* [Your goal] Print every line of the listing exactly, please.

* [Supplied data]

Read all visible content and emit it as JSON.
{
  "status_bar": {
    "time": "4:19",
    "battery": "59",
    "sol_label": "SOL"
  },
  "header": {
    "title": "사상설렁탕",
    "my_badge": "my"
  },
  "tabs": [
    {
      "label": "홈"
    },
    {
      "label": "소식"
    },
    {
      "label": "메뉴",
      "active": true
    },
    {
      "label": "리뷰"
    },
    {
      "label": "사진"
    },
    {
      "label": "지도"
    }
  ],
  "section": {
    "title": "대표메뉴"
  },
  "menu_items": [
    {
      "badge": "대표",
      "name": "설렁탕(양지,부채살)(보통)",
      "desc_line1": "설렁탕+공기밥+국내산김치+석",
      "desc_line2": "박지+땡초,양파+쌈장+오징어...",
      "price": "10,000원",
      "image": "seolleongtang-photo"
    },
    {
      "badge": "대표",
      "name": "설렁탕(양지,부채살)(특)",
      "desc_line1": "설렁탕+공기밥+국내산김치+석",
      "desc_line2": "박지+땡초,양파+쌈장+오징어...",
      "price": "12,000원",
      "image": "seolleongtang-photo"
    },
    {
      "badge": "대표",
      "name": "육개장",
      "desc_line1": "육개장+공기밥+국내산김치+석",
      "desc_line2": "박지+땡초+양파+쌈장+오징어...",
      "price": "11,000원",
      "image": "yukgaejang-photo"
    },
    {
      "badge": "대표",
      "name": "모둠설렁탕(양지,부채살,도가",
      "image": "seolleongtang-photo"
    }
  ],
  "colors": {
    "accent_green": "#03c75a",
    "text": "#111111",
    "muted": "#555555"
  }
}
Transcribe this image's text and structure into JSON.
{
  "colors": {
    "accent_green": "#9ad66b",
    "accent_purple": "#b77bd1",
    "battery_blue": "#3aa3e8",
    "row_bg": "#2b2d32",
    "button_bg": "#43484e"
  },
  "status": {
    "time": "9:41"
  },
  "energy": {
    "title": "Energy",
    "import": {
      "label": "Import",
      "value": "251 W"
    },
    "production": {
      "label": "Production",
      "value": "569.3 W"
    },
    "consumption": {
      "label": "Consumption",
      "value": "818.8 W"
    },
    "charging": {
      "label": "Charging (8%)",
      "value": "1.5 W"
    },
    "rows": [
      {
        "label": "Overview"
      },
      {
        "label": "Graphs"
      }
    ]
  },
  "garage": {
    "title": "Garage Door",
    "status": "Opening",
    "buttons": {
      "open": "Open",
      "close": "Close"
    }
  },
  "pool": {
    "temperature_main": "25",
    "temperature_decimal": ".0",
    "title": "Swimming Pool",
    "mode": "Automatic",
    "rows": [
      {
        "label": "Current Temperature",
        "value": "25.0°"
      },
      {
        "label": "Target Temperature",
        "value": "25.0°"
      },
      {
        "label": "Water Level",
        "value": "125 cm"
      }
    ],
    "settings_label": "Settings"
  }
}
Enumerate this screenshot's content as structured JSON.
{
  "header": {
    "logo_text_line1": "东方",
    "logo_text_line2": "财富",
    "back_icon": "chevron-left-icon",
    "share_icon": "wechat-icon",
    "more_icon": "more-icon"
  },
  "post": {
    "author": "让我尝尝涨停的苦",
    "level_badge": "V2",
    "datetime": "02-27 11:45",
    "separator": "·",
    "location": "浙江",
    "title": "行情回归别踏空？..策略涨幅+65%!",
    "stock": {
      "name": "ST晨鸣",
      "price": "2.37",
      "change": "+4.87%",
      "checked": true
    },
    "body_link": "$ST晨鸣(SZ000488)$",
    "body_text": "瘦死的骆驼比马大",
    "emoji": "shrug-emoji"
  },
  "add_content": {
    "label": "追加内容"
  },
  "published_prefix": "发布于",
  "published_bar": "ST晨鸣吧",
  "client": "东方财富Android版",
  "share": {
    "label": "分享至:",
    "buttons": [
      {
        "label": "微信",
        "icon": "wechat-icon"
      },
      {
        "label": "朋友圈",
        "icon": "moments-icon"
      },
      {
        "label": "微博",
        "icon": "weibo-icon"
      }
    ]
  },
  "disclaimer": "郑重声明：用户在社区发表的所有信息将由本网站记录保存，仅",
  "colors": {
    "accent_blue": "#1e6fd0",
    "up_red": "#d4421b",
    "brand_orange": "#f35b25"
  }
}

* [Result of this task]
Read all visible content and emit it as JSON.
{
  "status_bar": {
    "time": "4:19",
    "battery": "59",
    "sol_label": "SOL"
  },
  "header": {
    "title": "사상설렁탕",
    "my_badge": "my"
  },
  "tabs": [
    {
      "label": "홈"
    },
    {
      "label": "소식"
    },
    {
      "label": "메뉴",
      "active": true
    },
    {
      "label": "리뷰"
    },
    {
      "label": "사진"
    },
    {
      "label": "지도"
    }
  ],
  "section": {
    "title": "대표메뉴"
  },
  "menu_items": [
    {
      "badge": "대표",
      "name": "설렁탕(양지,부채살)(보통)",
      "desc_line1": "설렁탕+공기밥+국내산김치+석",
      "desc_line2": "박지+땡초,양파+쌈장+오징어...",
      "price": "10,000원",
      "image": "seolleongtang-photo"
    },
    {
      "badge": "대표",
      "name": "설렁탕(양지,부채살)(특)",
      "desc_line1": "설렁탕+공기밥+국내산김치+석",
      "desc_line2": "박지+땡초,양파+쌈장+오징어...",
      "price": "12,000원",
      "image": "seolleongtang-photo"
    },
    {
      "badge": "대표",
      "name": "육개장",
      "desc_line1": "육개장+공기밥+국내산김치+석",
      "desc_line2": "박지+땡초+양파+쌈장+오징어...",
      "price": "11,000원",
      "image": "yukgaejang-photo"
    },
    {
      "badge": "대표",
      "name": "모둠설렁탕(양지,부채살,도가",
      "image": "seolleongtang-photo"
    }
  ],
  "colors": {
    "accent_green": "#03c75a",
    "text": "#111111",
    "muted": "#555555"
  }
}
Transcribe this image's text and structure into JSON.
{
  "colors": {
    "accent_green": "#9ad66b",
    "accent_purple": "#b77bd1",
    "battery_blue": "#3aa3e8",
    "row_bg": "#2b2d32",
    "button_bg": "#43484e"
  },
  "status": {
    "time": "9:41"
  },
  "energy": {
    "title": "Energy",
    "import": {
      "label": "Import",
      "value": "251 W"
    },
    "production": {
      "label": "Production",
      "value": "569.3 W"
    },
    "consumption": {
      "label": "Consumption",
      "value": "818.8 W"
    },
    "charging": {
      "label": "Charging (8%)",
      "value": "1.5 W"
    },
    "rows": [
      {
        "label": "Overview"
      },
      {
        "label": "Graphs"
      }
    ]
  },
  "garage": {
    "title": "Garage Door",
    "status": "Opening",
    "buttons": {
      "open": "Open",
      "close": "Close"
    }
  },
  "pool": {
    "temperature_main": "25",
    "temperature_decimal": ".0",
    "title": "Swimming Pool",
    "mode": "Automatic",
    "rows": [
      {
        "label": "Current Temperature",
        "value": "25.0°"
      },
      {
        "label": "Target Temperature",
        "value": "25.0°"
      },
      {
        "label": "Water Level",
        "value": "125 cm"
      }
    ],
    "settings_label": "Settings"
  }
}
Enumerate this screenshot's content as structured JSON.
{
  "header": {
    "logo_text_line1": "东方",
    "logo_text_line2": "财富",
    "back_icon": "chevron-left-icon",
    "share_icon": "wechat-icon",
    "more_icon": "more-icon"
  },
  "post": {
    "author": "让我尝尝涨停的苦",
    "level_badge": "V2",
    "datetime": "02-27 11:45",
    "separator": "·",
    "location": "浙江",
    "title": "行情回归别踏空？..策略涨幅+65%!",
    "stock": {
      "name": "ST晨鸣",
      "price": "2.37",
      "change": "+4.87%",
      "checked": true
    },
    "body_link": "$ST晨鸣(SZ000488)$",
    "body_text": "瘦死的骆驼比马大",
    "emoji": "shrug-emoji"
  },
  "add_content": {
    "label": "追加内容"
  },
  "published_prefix": "发布于",
  "published_bar": "ST晨鸣吧",
  "client": "东方财富Android版",
  "share": {
    "label": "分享至:",
    "buttons": [
      {
        "label": "微信",
        "icon": "wechat-icon"
      },
      {
        "label": "朋友圈",
        "icon": "moments-icon"
      },
      {
        "label": "微博",
        "icon": "weibo-icon"
      }
    ]
  },
  "disclaimer": "郑重声明：用户在社区发表的所有信息将由本网站记录保存，仅",
  "colors": {
    "accent_blue": "#1e6fd0",
    "up_red": "#d4421b",
    "brand_orange": "#f35b25"
  }
}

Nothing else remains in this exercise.